# What is needed
Reproduce the lines starting with the line with "- chevron-down-icon: [144, 471, 158, 479]" and going on through the line with "- microsoft-logo-icon: [88, 1034, 110, 1056]", substituting "switch-knob" for each occurrence of "toggle-knob" and leaving everything else in those lines unchanged.

[Items from a data source]
----

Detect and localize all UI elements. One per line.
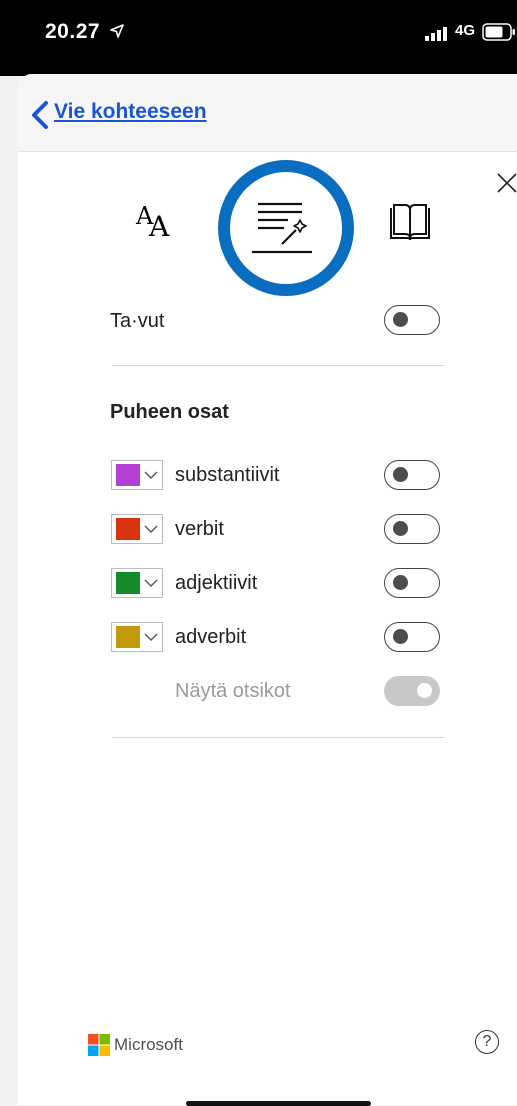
- chevron-down-icon: [144, 471, 158, 479]
- toggle-knob: [393, 312, 408, 327]
- divider: [112, 737, 444, 738]
- color-swatch: [116, 518, 140, 540]
- adjectives-label: adjektiivit: [175, 572, 258, 594]
- syllables-label: Ta·vut: [110, 310, 165, 332]
- chevron-down-icon: [144, 525, 158, 533]
- show-labels-label: Näytä otsikot: [175, 680, 291, 702]
- network-type: 4G: [455, 22, 476, 39]
- status-bar: 20.27 4G: [0, 0, 517, 76]
- adjectives-toggle[interactable]: [384, 568, 440, 598]
- location-arrow-icon: [110, 24, 124, 38]
- show-labels-toggle[interactable]: [384, 676, 440, 706]
- adjectives-color-picker[interactable]: [111, 568, 163, 598]
- back-link[interactable]: Vie kohteeseen: [54, 100, 207, 124]
- verbs-label: verbit: [175, 518, 224, 540]
- toggle-knob: [393, 575, 408, 590]
- text-size-icon-large: A: [149, 210, 170, 243]
- chevron-left-icon[interactable]: [30, 100, 50, 130]
- microsoft-logo-icon: [88, 1034, 110, 1056]
- nouns-label: substantiivit: [175, 464, 280, 486]
- toggle-knob: [393, 521, 408, 536]
- color-swatch: [116, 464, 140, 486]
- microsoft-brand: Microsoft: [114, 1035, 183, 1054]
- toggle-knob: [417, 683, 432, 698]
- signal-icon: [425, 27, 447, 41]
- verbs-color-picker[interactable]: [111, 514, 163, 544]
- immersive-reader-panel: Vie kohteeseen A A Ta·vut Puheen osat su…: [18, 74, 517, 1106]
- chevron-down-icon: [144, 633, 158, 641]
- help-icon[interactable]: ?: [475, 1030, 499, 1054]
- book-icon[interactable]: [388, 202, 432, 244]
- syllables-toggle[interactable]: [384, 305, 440, 335]
- battery-icon: [482, 23, 515, 41]
- chevron-down-icon: [144, 579, 158, 587]
- adverbs-label: adverbit: [175, 626, 247, 648]
- adverbs-toggle[interactable]: [384, 622, 440, 652]
- home-indicator: [186, 1101, 371, 1106]
- grammar-tools-icon: [252, 202, 312, 254]
- nouns-color-picker[interactable]: [111, 460, 163, 490]
- grammar-tools-tab[interactable]: [218, 160, 354, 296]
- status-time: 20.27: [45, 20, 101, 43]
- divider: [112, 365, 444, 366]
- color-swatch: [116, 572, 140, 594]
- color-swatch: [116, 626, 140, 648]
- verbs-toggle[interactable]: [384, 514, 440, 544]
- adverbs-color-picker[interactable]: [111, 622, 163, 652]
- toggle-knob: [393, 629, 408, 644]
- nouns-toggle[interactable]: [384, 460, 440, 490]
- toggle-knob: [393, 467, 408, 482]
- navigation-bar: Vie kohteeseen: [18, 74, 517, 152]
- close-icon[interactable]: [496, 172, 517, 194]
- parts-of-speech-title: Puheen osat: [110, 401, 229, 423]
- text-size-tab[interactable]: A A: [136, 202, 180, 244]
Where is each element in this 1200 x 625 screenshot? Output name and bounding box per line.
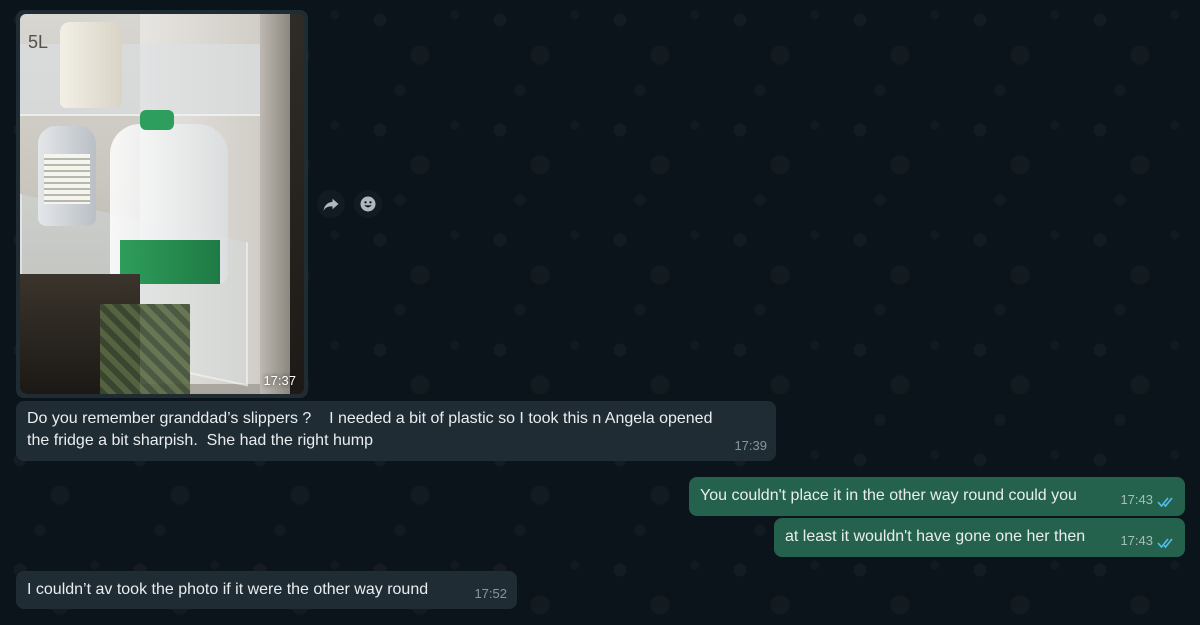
- image-message-time: 17:37: [263, 373, 296, 388]
- fridge-photo[interactable]: 5L 17:37: [20, 14, 304, 394]
- double-check-icon: [1157, 497, 1173, 508]
- message-time: 17:39: [734, 438, 767, 453]
- message-text-line-1: Do you remember granddad’s slippers ? I …: [27, 410, 713, 427]
- smiley-icon: [360, 196, 376, 212]
- message-text-line-2: the fridge a bit sharpish. She had the r…: [27, 432, 373, 449]
- message-text: I couldn’t av took the photo if it were …: [27, 581, 429, 598]
- forward-arrow-icon: [323, 198, 339, 211]
- photo-fridge-edge: [260, 14, 290, 394]
- message-time: 17:43: [1120, 492, 1153, 507]
- outgoing-message[interactable]: at least it wouldn't have gone one her t…: [774, 518, 1185, 557]
- message-time: 17:52: [474, 586, 507, 601]
- photo-slippers: [100, 304, 190, 394]
- photo-bottle-label: [44, 154, 90, 204]
- outgoing-message[interactable]: You couldn't place it in the other way r…: [689, 477, 1185, 516]
- message-text: at least it wouldn't have gone one her t…: [785, 528, 1086, 545]
- photo-printed-text: 5L: [28, 32, 49, 52]
- double-check-icon: [1157, 538, 1173, 549]
- incoming-message[interactable]: Do you remember granddad’s slippers ? I …: [16, 401, 776, 461]
- photo-jar: [60, 22, 122, 108]
- photo-top-shelf: [20, 44, 260, 116]
- message-time: 17:43: [1120, 533, 1153, 548]
- image-message[interactable]: 5L 17:37: [16, 10, 308, 398]
- react-button[interactable]: [354, 190, 382, 218]
- incoming-message[interactable]: I couldn’t av took the photo if it were …: [16, 571, 517, 609]
- photo-jug-cap: [140, 110, 174, 130]
- message-text: You couldn't place it in the other way r…: [700, 487, 1077, 504]
- forward-button[interactable]: [317, 190, 345, 218]
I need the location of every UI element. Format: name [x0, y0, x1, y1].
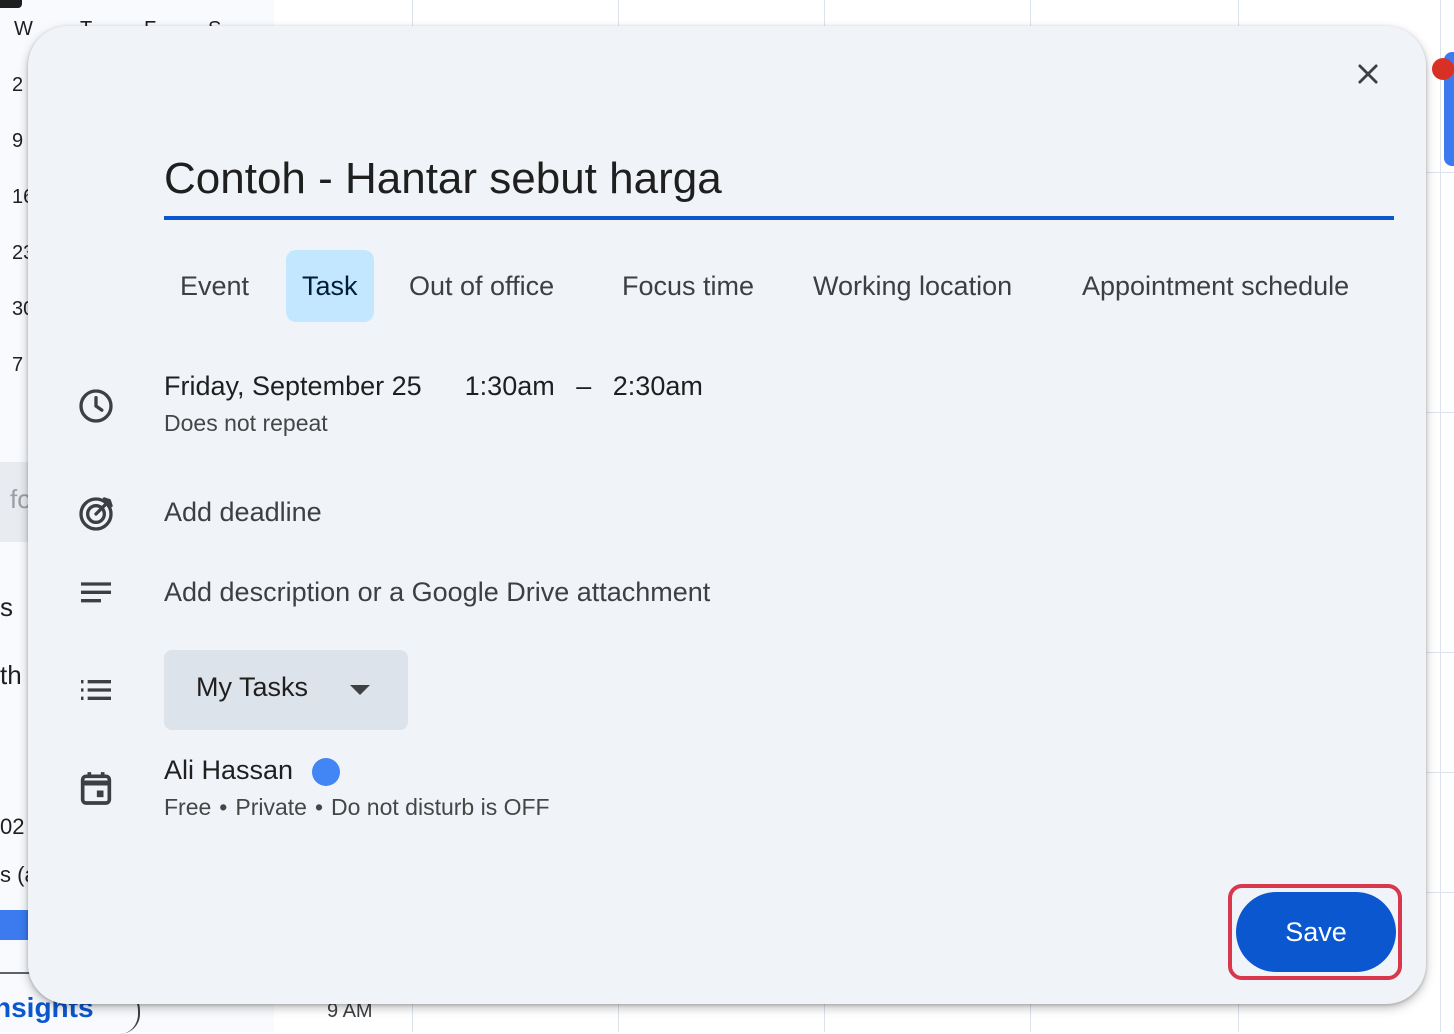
close-button[interactable]: [1344, 50, 1392, 98]
grid-line: [1426, 652, 1454, 653]
current-time-indicator: [1432, 58, 1454, 80]
add-deadline-button[interactable]: Add deadline: [164, 497, 322, 528]
mini-calendar-date[interactable]: 9: [12, 130, 23, 153]
tab-out-of-office[interactable]: Out of office: [393, 250, 570, 322]
grid-line: [1440, 0, 1441, 1032]
save-button[interactable]: Save: [1236, 892, 1396, 972]
tab-working-location[interactable]: Working location: [797, 250, 1028, 322]
repeat-option[interactable]: Does not repeat: [164, 410, 328, 437]
description-icon: [81, 582, 111, 603]
calendar-icon: [80, 772, 112, 805]
task-list-selected: My Tasks: [196, 672, 309, 702]
title-input-value: Contoh - Hantar sebut harga: [164, 154, 722, 203]
end-time-field[interactable]: 2:30am: [613, 371, 703, 401]
task-list-icon: [81, 680, 111, 700]
grid-line: [1426, 172, 1454, 173]
title-input[interactable]: Contoh - Hantar sebut harga: [164, 150, 1394, 220]
availability-status: Free: [164, 794, 212, 820]
calendar-color-dot: [312, 758, 340, 786]
tab-event[interactable]: Event: [164, 250, 265, 322]
tab-focus-time[interactable]: Focus time: [606, 250, 770, 322]
start-time-field[interactable]: 1:30am: [465, 371, 555, 401]
tab-appointment-schedule[interactable]: Appointment schedule: [1066, 250, 1365, 322]
mini-calendar-date[interactable]: 2: [12, 74, 23, 97]
date-field[interactable]: Friday, September 25: [164, 371, 422, 401]
tab-task[interactable]: Task: [286, 250, 374, 322]
grid-line: [1426, 772, 1454, 773]
sidebar-calendar-color: [0, 910, 30, 940]
time-separator: –: [576, 371, 592, 401]
owner-settings[interactable]: Free • Private • Do not disturb is OFF: [164, 794, 550, 821]
visibility-status: Private: [235, 794, 307, 820]
mini-calendar-weekday: W: [14, 18, 33, 40]
sidebar-chip: [0, 0, 22, 8]
grid-line: [1426, 412, 1454, 413]
task-dialog: Contoh - Hantar sebut harga Event Task O…: [28, 26, 1426, 1004]
target-icon: [79, 497, 113, 531]
mini-calendar-date[interactable]: 7: [12, 354, 23, 377]
task-list-dropdown[interactable]: My Tasks: [164, 650, 408, 730]
dnd-status: Do not disturb is OFF: [331, 794, 550, 820]
sidebar-fragment: th: [0, 660, 22, 690]
sidebar-fragment: s: [0, 592, 13, 622]
close-icon: [1358, 64, 1378, 84]
grid-line: [1426, 892, 1454, 893]
sidebar-fragment: 02: [0, 814, 25, 839]
chevron-down-icon: [350, 685, 370, 695]
calendar-owner[interactable]: Ali Hassan: [164, 755, 293, 786]
description-field[interactable]: Add description or a Google Drive attach…: [164, 577, 710, 608]
clock-icon: [79, 389, 113, 423]
datetime-picker[interactable]: Friday, September 25 1:30am – 2:30am: [164, 371, 703, 402]
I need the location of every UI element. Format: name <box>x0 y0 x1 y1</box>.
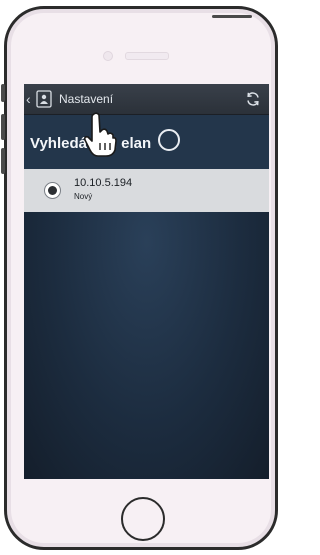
loading-spinner-icon <box>158 129 180 151</box>
refresh-icon[interactable] <box>245 91 261 107</box>
chevron-left-icon[interactable]: ‹ <box>26 84 34 114</box>
device-list-item[interactable]: 10.10.5.194 Nový <box>24 169 269 212</box>
home-button-icon[interactable] <box>121 497 165 541</box>
page-title: Nastavení <box>59 92 114 106</box>
volume-down-button <box>1 148 5 174</box>
device-status: Nový <box>74 192 93 201</box>
power-button <box>212 15 252 18</box>
mute-switch <box>1 84 5 102</box>
action-bar: ‹ Nastavení <box>24 84 269 115</box>
app-screen: ‹ Nastavení Vyhledávám elan 10.10.5.194 <box>24 84 269 479</box>
radio-selected-dot <box>48 186 57 195</box>
earpiece-speaker <box>125 52 169 60</box>
device-radio-button[interactable] <box>44 182 61 199</box>
front-camera <box>103 51 113 61</box>
volume-up-button <box>1 114 5 140</box>
device-address: 10.10.5.194 <box>74 177 133 189</box>
hand-pointer-icon <box>84 112 117 157</box>
elan-device-icon[interactable] <box>35 89 53 109</box>
search-status-section: Vyhledávám elan <box>24 115 269 169</box>
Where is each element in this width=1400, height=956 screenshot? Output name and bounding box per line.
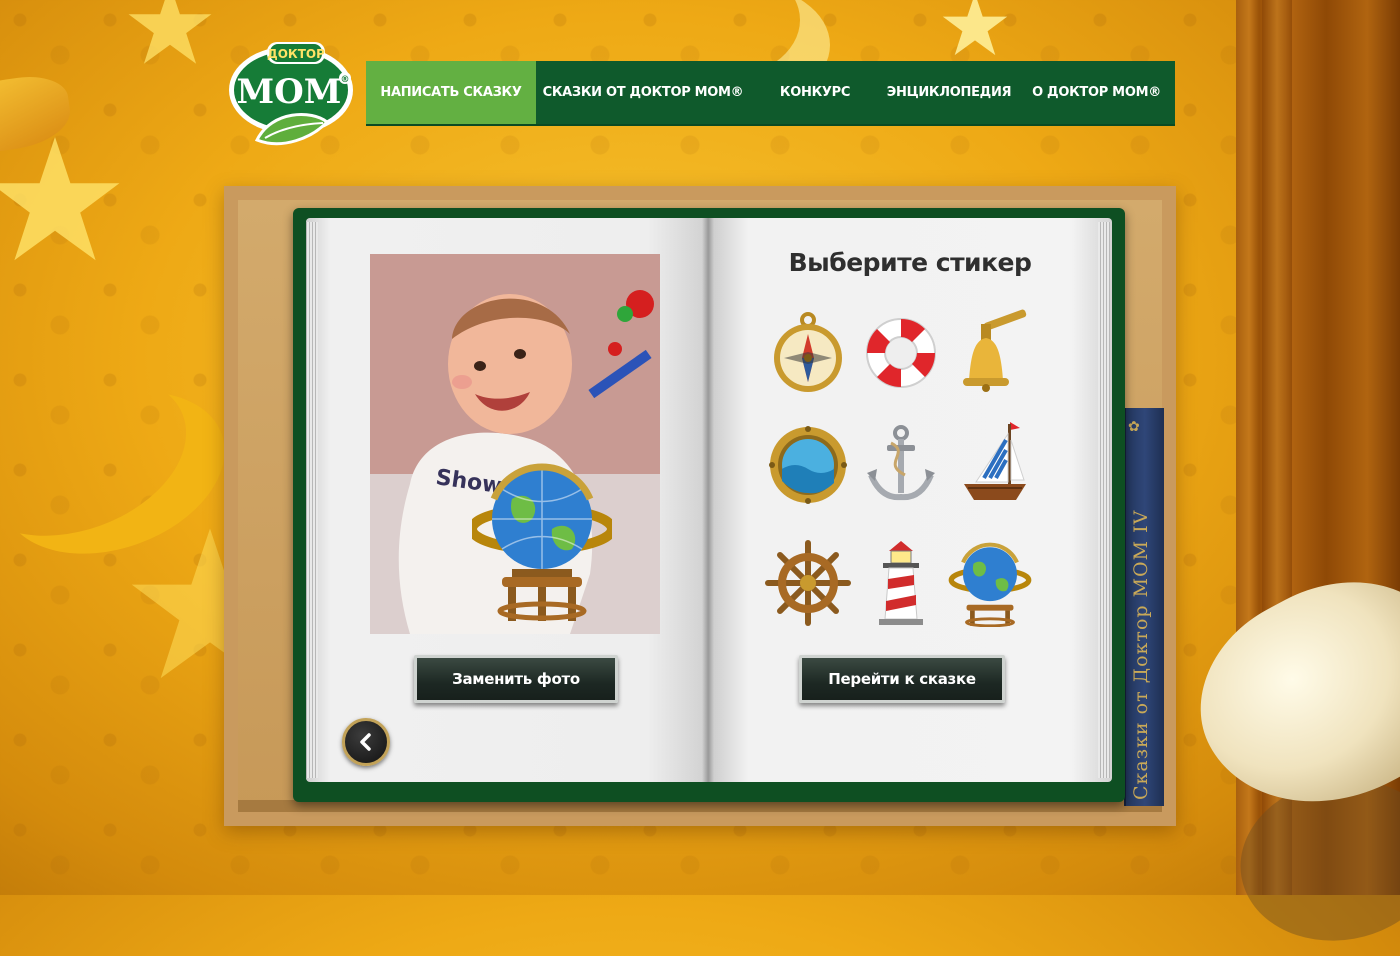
anchor-icon: [867, 425, 935, 501]
sticker-porthole[interactable]: [763, 420, 853, 510]
shelf-book-title: Сказки от Доктор МОМ IV: [1130, 509, 1152, 800]
compass-icon: [774, 312, 842, 392]
sticker-sailboat[interactable]: [945, 420, 1035, 510]
lifebuoy-icon: [866, 318, 936, 388]
sailboat-icon: [964, 422, 1026, 500]
svg-text:®: ®: [341, 75, 350, 85]
lighthouse-icon: [879, 541, 923, 625]
ship-wheel-icon: [765, 540, 851, 626]
nav-item-encyclopedia[interactable]: ЭНЦИКЛОПЕДИЯ: [880, 61, 1018, 124]
sticker-lighthouse[interactable]: [856, 538, 946, 628]
chevron-left-icon: [360, 733, 371, 751]
main-nav: НАПИСАТЬ СКАЗКУ СКАЗКИ ОТ ДОКТОР МОМ® КО…: [366, 61, 1175, 126]
applied-globe-sticker[interactable]: [467, 459, 617, 634]
star-decoration: [0, 137, 120, 261]
flower-icon: ✿: [1128, 418, 1140, 434]
nav-item-contest[interactable]: КОНКУРС: [750, 61, 880, 124]
sticker-ship-wheel[interactable]: [763, 538, 853, 628]
logo-top-text: ДОКТОР: [267, 47, 325, 61]
sticker-ship-bell[interactable]: [945, 306, 1035, 396]
go-to-tale-button[interactable]: Перейти к сказке: [799, 655, 1005, 703]
porthole-icon: [769, 426, 847, 504]
page-edges: [1098, 222, 1110, 778]
nav-item-tales[interactable]: СКАЗКИ ОТ ДОКТОР МОМ®: [536, 61, 750, 124]
book-spine: [702, 218, 714, 782]
nav-item-write-tale[interactable]: НАПИСАТЬ СКАЗКУ: [366, 61, 536, 124]
back-button[interactable]: [342, 718, 390, 766]
star-decoration: [128, 0, 212, 64]
sticker-compass[interactable]: [763, 308, 853, 398]
sticker-lifebuoy[interactable]: [856, 308, 946, 398]
sticker-anchor[interactable]: [856, 420, 946, 510]
logo-main-text: МОМ: [237, 72, 342, 112]
ship-bell-icon: [963, 309, 1027, 392]
nav-item-about[interactable]: О ДОКТОР МОМ®: [1018, 61, 1175, 124]
star-decoration: [942, 0, 1008, 56]
page-edges: [306, 222, 318, 778]
replace-photo-button[interactable]: Заменить фото: [414, 655, 618, 703]
baby-photo: Show: [370, 254, 660, 634]
sticker-globe[interactable]: [945, 538, 1035, 628]
brand-logo[interactable]: ДОКТОР МОМ ®: [227, 40, 363, 160]
sticker-heading: Выберите стикер: [788, 248, 1032, 277]
globe-icon: [948, 542, 1032, 627]
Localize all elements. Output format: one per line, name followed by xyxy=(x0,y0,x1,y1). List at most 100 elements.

----

# The output
- chevron-down-icon: [144, 471, 158, 479]
- switch-knob: [393, 312, 408, 327]
- divider: [112, 737, 444, 738]
- color-swatch: [116, 518, 140, 540]
- adjectives-label: adjektiivit: [175, 572, 258, 594]
- syllables-label: Ta·vut: [110, 310, 165, 332]
- chevron-down-icon: [144, 525, 158, 533]
- show-labels-label: Näytä otsikot: [175, 680, 291, 702]
- network-type: 4G: [455, 22, 476, 39]
- status-bar: 20.27 4G: [0, 0, 517, 76]
- adjectives-toggle[interactable]: [384, 568, 440, 598]
- location-arrow-icon: [110, 24, 124, 38]
- show-labels-toggle[interactable]: [384, 676, 440, 706]
- adjectives-color-picker[interactable]: [111, 568, 163, 598]
- back-link[interactable]: Vie kohteeseen: [54, 100, 207, 124]
- verbs-label: verbit: [175, 518, 224, 540]
- switch-knob: [393, 575, 408, 590]
- text-size-icon-large: A: [149, 210, 170, 243]
- chevron-left-icon[interactable]: [30, 100, 50, 130]
- microsoft-logo-icon: [88, 1034, 110, 1056]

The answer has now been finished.